##### Stored rows #####

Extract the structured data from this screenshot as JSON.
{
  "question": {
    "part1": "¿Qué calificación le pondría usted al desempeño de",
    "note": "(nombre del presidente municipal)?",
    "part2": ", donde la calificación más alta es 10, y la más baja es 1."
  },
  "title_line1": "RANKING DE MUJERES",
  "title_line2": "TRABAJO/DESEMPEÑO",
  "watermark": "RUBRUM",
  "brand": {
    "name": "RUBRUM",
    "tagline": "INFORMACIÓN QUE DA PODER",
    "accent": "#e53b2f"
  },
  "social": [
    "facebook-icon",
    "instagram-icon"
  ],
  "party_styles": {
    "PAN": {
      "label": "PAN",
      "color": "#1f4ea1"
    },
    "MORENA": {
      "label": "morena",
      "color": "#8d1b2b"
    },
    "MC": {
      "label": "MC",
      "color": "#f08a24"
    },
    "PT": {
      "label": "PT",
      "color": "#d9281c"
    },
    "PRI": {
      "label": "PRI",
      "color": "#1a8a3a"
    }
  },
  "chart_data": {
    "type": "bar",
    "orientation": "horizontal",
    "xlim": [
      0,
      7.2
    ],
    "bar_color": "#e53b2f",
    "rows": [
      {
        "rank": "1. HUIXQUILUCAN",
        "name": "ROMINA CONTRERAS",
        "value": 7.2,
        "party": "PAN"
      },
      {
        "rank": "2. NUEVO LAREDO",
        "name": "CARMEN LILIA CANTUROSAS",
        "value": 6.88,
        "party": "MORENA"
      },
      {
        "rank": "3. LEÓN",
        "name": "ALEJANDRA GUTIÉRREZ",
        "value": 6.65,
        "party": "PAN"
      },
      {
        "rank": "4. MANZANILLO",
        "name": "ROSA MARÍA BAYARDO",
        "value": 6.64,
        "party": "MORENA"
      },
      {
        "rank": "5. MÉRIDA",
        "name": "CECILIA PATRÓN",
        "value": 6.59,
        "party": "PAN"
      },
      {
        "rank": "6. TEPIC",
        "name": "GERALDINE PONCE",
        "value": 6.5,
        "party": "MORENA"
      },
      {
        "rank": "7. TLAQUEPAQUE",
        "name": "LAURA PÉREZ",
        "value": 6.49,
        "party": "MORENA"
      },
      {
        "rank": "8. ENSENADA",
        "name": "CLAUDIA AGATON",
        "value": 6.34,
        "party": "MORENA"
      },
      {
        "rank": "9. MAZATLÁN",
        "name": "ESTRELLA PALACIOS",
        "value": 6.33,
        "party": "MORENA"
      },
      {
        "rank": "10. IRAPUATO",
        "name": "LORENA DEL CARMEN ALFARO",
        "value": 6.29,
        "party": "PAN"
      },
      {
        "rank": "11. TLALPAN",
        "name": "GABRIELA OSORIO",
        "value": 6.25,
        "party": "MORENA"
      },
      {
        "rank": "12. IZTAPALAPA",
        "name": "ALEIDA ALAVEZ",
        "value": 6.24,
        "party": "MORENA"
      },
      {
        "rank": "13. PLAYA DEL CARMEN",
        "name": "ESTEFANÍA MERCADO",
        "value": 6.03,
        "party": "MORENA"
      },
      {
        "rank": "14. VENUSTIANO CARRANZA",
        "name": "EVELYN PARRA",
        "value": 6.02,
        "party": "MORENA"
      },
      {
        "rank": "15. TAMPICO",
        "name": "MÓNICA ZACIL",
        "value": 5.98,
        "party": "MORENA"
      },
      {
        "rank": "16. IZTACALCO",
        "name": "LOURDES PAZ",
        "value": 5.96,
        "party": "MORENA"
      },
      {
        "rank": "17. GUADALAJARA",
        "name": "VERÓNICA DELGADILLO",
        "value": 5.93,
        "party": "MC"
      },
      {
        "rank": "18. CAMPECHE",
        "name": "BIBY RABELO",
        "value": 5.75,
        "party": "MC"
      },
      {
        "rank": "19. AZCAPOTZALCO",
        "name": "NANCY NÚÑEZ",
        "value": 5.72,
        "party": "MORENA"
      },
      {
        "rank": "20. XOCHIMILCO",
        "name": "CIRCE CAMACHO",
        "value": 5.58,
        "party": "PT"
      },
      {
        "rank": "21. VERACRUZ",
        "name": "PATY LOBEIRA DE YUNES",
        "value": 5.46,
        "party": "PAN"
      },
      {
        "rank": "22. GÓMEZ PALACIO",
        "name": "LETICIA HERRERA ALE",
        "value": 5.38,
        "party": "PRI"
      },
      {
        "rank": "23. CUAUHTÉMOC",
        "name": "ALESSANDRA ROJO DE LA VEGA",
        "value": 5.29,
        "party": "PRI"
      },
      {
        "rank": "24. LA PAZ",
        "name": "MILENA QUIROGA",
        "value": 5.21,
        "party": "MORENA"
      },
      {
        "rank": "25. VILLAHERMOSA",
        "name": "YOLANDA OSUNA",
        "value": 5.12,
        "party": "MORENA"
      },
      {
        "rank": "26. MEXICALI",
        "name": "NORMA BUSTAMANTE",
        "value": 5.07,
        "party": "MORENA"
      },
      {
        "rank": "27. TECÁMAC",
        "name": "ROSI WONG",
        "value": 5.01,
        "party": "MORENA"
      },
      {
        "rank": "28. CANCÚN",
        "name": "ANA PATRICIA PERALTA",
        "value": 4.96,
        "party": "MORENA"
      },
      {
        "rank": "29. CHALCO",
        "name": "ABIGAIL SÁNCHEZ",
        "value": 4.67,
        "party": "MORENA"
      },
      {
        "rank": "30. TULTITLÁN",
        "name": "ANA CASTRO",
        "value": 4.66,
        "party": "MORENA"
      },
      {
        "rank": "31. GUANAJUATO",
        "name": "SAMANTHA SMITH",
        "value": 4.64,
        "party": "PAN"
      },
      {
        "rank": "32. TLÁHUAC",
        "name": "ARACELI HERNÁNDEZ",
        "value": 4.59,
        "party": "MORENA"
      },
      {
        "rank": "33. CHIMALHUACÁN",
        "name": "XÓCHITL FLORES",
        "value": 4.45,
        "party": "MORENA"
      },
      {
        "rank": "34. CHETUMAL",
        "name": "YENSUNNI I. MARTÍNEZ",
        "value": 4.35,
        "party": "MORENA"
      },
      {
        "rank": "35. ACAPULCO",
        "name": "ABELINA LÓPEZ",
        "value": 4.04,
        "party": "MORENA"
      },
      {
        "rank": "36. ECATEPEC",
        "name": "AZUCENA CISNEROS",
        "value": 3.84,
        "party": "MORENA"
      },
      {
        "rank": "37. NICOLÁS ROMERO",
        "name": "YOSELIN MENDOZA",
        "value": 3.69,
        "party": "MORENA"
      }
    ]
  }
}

#####

**Your goal**: Where a line of the entries contains the word "label", copy that line.

**Result for this task**:
      "label": "PAN",
      "label": "morena",
      "label": "MC",
      "label": "PT",
      "label": "PRI",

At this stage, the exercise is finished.